§ **Exercise objective**
Collect the lines of the entries where "JSON" shows up.

Source data
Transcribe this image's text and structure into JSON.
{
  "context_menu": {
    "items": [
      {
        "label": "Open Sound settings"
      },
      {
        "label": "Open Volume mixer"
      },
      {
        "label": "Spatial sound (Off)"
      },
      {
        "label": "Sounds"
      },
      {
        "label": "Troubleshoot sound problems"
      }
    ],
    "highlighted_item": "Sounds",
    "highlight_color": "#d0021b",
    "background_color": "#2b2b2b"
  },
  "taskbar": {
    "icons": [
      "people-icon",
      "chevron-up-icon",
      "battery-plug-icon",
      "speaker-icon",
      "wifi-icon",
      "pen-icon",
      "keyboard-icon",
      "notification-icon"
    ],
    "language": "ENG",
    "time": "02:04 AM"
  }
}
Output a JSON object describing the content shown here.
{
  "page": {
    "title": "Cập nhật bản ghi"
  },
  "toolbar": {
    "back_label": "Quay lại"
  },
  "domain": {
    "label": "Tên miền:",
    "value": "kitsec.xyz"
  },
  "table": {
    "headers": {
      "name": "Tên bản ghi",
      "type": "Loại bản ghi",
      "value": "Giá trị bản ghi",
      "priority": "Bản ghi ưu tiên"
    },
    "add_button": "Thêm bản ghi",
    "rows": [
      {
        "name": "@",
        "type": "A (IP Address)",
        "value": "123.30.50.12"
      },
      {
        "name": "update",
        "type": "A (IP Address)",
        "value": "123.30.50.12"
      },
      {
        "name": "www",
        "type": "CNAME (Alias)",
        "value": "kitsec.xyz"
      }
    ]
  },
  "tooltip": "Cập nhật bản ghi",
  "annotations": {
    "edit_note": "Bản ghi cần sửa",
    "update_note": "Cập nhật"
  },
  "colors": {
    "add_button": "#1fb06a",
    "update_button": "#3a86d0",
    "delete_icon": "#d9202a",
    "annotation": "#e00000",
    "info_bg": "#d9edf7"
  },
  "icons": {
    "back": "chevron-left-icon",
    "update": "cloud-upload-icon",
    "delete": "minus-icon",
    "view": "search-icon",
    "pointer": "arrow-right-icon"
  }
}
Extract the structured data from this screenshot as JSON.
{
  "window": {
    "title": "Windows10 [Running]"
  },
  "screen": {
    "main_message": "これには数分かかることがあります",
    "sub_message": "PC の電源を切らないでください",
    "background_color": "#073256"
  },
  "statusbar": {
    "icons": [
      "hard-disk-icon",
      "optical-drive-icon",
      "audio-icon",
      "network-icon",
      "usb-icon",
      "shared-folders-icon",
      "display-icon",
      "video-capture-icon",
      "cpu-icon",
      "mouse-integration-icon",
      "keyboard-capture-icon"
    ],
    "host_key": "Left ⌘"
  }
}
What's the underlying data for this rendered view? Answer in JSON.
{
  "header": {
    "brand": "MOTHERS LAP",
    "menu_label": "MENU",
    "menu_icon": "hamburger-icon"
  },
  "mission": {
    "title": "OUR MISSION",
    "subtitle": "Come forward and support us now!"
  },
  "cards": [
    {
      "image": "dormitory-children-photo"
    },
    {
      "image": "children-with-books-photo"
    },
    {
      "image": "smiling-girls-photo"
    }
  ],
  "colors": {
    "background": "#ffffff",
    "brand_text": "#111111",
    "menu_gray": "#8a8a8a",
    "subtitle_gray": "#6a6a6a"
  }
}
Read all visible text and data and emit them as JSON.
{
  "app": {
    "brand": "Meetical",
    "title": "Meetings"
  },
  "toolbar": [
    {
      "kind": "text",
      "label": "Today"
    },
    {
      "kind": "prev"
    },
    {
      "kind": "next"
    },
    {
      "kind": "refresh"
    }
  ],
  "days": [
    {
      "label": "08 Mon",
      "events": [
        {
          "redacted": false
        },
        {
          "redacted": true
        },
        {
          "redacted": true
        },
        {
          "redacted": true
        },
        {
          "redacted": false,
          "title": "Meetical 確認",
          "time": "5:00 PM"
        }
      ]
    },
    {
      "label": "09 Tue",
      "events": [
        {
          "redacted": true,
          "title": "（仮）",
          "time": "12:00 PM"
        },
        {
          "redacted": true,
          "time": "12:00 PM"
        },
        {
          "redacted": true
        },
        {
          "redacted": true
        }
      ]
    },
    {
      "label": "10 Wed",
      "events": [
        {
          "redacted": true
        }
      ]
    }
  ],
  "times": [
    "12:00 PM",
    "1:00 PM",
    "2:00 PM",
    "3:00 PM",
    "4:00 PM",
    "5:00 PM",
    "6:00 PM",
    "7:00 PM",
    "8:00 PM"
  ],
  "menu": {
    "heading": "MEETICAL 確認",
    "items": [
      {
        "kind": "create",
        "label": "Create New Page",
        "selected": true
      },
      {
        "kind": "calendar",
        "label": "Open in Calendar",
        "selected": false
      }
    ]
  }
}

§ **Full response**
Transcribe this image's text and structure into JSON.
Output a JSON object describing the content shown here.
Extract the structured data from this screenshot as JSON.
What's the underlying data for this rendered view? Answer in JSON.
Read all visible text and data and emit them as JSON.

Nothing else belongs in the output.